** Records for this exercise **
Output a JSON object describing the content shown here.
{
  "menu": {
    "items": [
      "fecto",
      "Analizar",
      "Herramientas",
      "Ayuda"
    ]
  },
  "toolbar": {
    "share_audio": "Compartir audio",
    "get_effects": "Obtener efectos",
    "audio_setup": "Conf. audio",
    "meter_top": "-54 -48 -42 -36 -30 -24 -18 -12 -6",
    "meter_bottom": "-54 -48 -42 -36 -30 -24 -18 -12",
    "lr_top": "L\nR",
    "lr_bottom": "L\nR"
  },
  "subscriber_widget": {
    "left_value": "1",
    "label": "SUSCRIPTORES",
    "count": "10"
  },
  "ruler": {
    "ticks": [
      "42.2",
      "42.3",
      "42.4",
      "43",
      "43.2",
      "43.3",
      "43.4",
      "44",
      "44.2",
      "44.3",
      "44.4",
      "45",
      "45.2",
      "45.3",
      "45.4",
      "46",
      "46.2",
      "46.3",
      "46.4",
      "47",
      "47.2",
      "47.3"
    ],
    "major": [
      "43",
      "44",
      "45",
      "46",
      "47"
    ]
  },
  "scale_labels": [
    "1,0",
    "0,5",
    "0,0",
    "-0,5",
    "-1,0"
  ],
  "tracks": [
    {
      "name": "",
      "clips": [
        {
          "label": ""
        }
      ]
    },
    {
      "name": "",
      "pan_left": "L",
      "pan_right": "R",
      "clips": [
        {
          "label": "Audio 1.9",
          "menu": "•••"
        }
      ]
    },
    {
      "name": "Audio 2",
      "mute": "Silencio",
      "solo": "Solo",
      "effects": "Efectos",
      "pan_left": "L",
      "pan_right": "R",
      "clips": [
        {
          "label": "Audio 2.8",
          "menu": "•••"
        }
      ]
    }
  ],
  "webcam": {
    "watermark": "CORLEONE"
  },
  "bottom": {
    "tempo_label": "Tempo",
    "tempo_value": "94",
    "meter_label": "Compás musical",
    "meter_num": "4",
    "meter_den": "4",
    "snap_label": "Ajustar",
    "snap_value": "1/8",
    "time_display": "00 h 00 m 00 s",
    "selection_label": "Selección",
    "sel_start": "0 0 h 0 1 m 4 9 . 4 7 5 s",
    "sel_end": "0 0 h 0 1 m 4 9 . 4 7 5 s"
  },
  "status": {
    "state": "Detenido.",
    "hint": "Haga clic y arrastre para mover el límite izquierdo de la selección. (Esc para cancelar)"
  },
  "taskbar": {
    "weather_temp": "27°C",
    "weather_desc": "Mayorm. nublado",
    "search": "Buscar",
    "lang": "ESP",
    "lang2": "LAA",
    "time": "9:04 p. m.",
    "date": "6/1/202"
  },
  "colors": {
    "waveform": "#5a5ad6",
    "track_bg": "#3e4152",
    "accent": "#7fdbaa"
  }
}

** To be done **
Repeat every entry word for word.

** Exercise response **
Output a JSON object describing the content shown here.
{
  "menu": {
    "items": [
      "fecto",
      "Analizar",
      "Herramientas",
      "Ayuda"
    ]
  },
  "toolbar": {
    "share_audio": "Compartir audio",
    "get_effects": "Obtener efectos",
    "audio_setup": "Conf. audio",
    "meter_top": "-54 -48 -42 -36 -30 -24 -18 -12 -6",
    "meter_bottom": "-54 -48 -42 -36 -30 -24 -18 -12",
    "lr_top": "L\nR",
    "lr_bottom": "L\nR"
  },
  "subscriber_widget": {
    "left_value": "1",
    "label": "SUSCRIPTORES",
    "count": "10"
  },
  "ruler": {
    "ticks": [
      "42.2",
      "42.3",
      "42.4",
      "43",
      "43.2",
      "43.3",
      "43.4",
      "44",
      "44.2",
      "44.3",
      "44.4",
      "45",
      "45.2",
      "45.3",
      "45.4",
      "46",
      "46.2",
      "46.3",
      "46.4",
      "47",
      "47.2",
      "47.3"
    ],
    "major": [
      "43",
      "44",
      "45",
      "46",
      "47"
    ]
  },
  "scale_labels": [
    "1,0",
    "0,5",
    "0,0",
    "-0,5",
    "-1,0"
  ],
  "tracks": [
    {
      "name": "",
      "clips": [
        {
          "label": ""
        }
      ]
    },
    {
      "name": "",
      "pan_left": "L",
      "pan_right": "R",
      "clips": [
        {
          "label": "Audio 1.9",
          "menu": "•••"
        }
      ]
    },
    {
      "name": "Audio 2",
      "mute": "Silencio",
      "solo": "Solo",
      "effects": "Efectos",
      "pan_left": "L",
      "pan_right": "R",
      "clips": [
        {
          "label": "Audio 2.8",
          "menu": "•••"
        }
      ]
    }
  ],
  "webcam": {
    "watermark": "CORLEONE"
  },
  "bottom": {
    "tempo_label": "Tempo",
    "tempo_value": "94",
    "meter_label": "Compás musical",
    "meter_num": "4",
    "meter_den": "4",
    "snap_label": "Ajustar",
    "snap_value": "1/8",
    "time_display": "00 h 00 m 00 s",
    "selection_label": "Selección",
    "sel_start": "0 0 h 0 1 m 4 9 . 4 7 5 s",
    "sel_end": "0 0 h 0 1 m 4 9 . 4 7 5 s"
  },
  "status": {
    "state": "Detenido.",
    "hint": "Haga clic y arrastre para mover el límite izquierdo de la selección. (Esc para cancelar)"
  },
  "taskbar": {
    "weather_temp": "27°C",
    "weather_desc": "Mayorm. nublado",
    "search": "Buscar",
    "lang": "ESP",
    "lang2": "LAA",
    "time": "9:04 p. m.",
    "date": "6/1/202"
  },
  "colors": {
    "waveform": "#5a5ad6",
    "track_bg": "#3e4152",
    "accent": "#7fdbaa"
  }
}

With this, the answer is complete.